• WHAT IS ASKED
Find the lines that contain the word "countries" and copy each one.
(begin)
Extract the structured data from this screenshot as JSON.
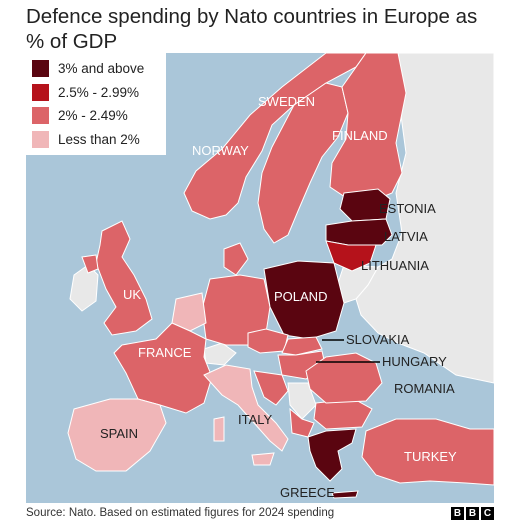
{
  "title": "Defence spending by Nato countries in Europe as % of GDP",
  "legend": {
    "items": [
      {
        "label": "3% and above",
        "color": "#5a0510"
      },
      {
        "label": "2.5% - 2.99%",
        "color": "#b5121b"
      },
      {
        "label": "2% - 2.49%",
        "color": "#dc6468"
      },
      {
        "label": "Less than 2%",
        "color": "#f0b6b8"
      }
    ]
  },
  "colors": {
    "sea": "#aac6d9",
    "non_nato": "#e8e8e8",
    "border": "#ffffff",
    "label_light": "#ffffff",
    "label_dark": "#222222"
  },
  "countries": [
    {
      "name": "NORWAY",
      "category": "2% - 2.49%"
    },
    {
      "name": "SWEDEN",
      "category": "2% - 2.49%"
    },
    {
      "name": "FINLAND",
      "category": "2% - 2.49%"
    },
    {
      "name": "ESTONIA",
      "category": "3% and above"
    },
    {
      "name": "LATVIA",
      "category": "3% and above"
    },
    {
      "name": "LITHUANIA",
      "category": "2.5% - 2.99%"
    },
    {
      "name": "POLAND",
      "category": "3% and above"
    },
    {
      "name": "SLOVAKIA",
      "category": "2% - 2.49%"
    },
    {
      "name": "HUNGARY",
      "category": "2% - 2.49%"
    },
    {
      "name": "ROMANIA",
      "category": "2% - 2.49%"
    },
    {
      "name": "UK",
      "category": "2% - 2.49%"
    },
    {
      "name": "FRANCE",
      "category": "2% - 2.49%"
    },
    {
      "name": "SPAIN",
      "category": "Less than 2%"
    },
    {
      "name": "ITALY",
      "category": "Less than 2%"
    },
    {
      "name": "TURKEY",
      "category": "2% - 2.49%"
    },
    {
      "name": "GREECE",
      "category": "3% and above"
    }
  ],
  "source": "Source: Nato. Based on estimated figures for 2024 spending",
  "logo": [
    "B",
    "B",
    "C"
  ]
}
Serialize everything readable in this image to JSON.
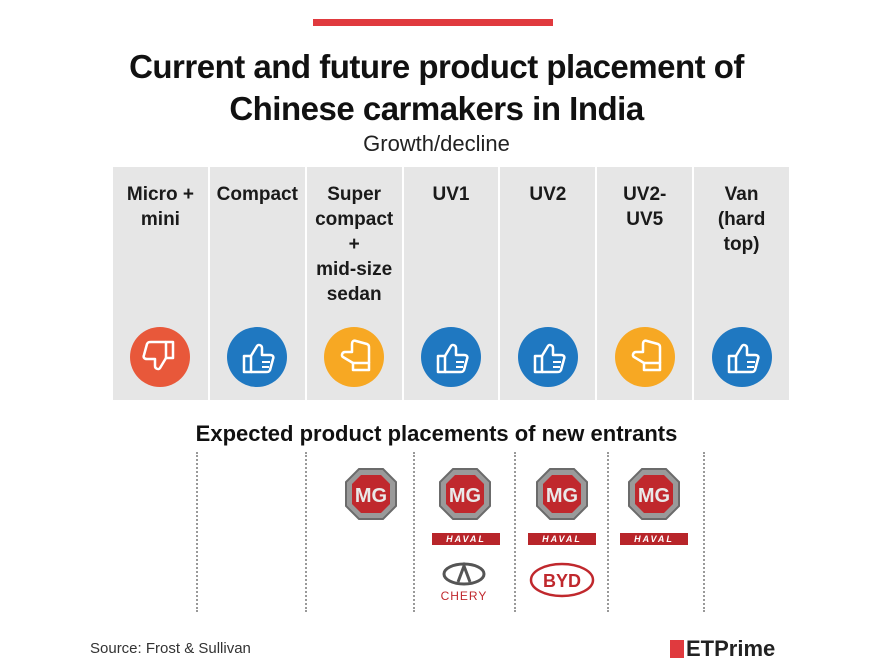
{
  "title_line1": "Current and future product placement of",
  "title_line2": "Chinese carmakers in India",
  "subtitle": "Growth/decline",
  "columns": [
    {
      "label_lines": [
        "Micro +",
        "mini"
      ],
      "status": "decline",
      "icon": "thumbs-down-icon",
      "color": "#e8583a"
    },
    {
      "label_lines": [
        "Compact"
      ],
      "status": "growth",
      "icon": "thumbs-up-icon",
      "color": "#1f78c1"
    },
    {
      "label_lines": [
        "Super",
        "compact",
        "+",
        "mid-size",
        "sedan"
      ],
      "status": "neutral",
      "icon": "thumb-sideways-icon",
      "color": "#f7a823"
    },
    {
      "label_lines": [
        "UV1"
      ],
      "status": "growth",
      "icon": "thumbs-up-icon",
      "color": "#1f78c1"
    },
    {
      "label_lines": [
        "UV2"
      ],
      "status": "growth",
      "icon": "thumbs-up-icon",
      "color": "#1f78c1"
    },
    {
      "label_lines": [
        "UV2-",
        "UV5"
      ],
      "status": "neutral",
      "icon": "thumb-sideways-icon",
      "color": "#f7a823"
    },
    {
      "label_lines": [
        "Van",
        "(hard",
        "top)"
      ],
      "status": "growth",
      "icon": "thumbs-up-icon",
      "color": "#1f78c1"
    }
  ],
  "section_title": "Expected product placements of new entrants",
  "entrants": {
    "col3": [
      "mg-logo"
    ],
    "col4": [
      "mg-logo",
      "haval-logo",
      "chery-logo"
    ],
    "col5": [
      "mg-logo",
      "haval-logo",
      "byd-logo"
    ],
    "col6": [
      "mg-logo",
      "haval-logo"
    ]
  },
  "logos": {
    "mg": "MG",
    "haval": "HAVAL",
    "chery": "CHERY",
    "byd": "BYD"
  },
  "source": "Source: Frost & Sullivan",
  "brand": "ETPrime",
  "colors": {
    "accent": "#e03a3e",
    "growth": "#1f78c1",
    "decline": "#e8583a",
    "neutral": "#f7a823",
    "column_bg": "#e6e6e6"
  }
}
(end)
• SOLUTION FOR THIS EXERCISE
  "title": "Defence spending by Nato countries in Europe as % of GDP",
  "countries": [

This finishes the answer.